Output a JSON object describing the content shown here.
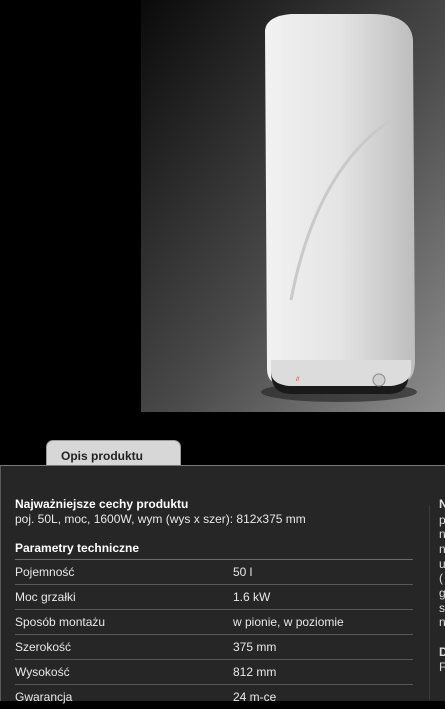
{
  "tab": {
    "label": "Opis produktu"
  },
  "features": {
    "heading": "Najważniejsze cechy produktu",
    "summary": "poj. 50L, moc, 1600W, wym (wys x szer): 812x375 mm"
  },
  "params": {
    "heading": "Parametry techniczne",
    "rows": [
      {
        "key": "Pojemność",
        "value": "50 l"
      },
      {
        "key": "Moc grzałki",
        "value": "1.6 kW"
      },
      {
        "key": "Sposób montażu",
        "value": "w pionie, w poziomie"
      },
      {
        "key": "Szerokość",
        "value": "375 mm"
      },
      {
        "key": "Wysokość",
        "value": "812 mm"
      },
      {
        "key": "Gwarancja",
        "value": "24 m-ce"
      }
    ]
  },
  "right_column_fragments": {
    "heading_1": "N",
    "lines_1": [
      "p",
      "n",
      "n",
      "u",
      "(",
      "g",
      "s",
      "n"
    ],
    "heading_2": "D",
    "lines_2": [
      "F"
    ]
  }
}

INSTRUCTIONS FOR THE TASK – What is the number of lines in the records that contain the string "produktu"? Give only that number.

OUTPUT FOR THIS TASK – 2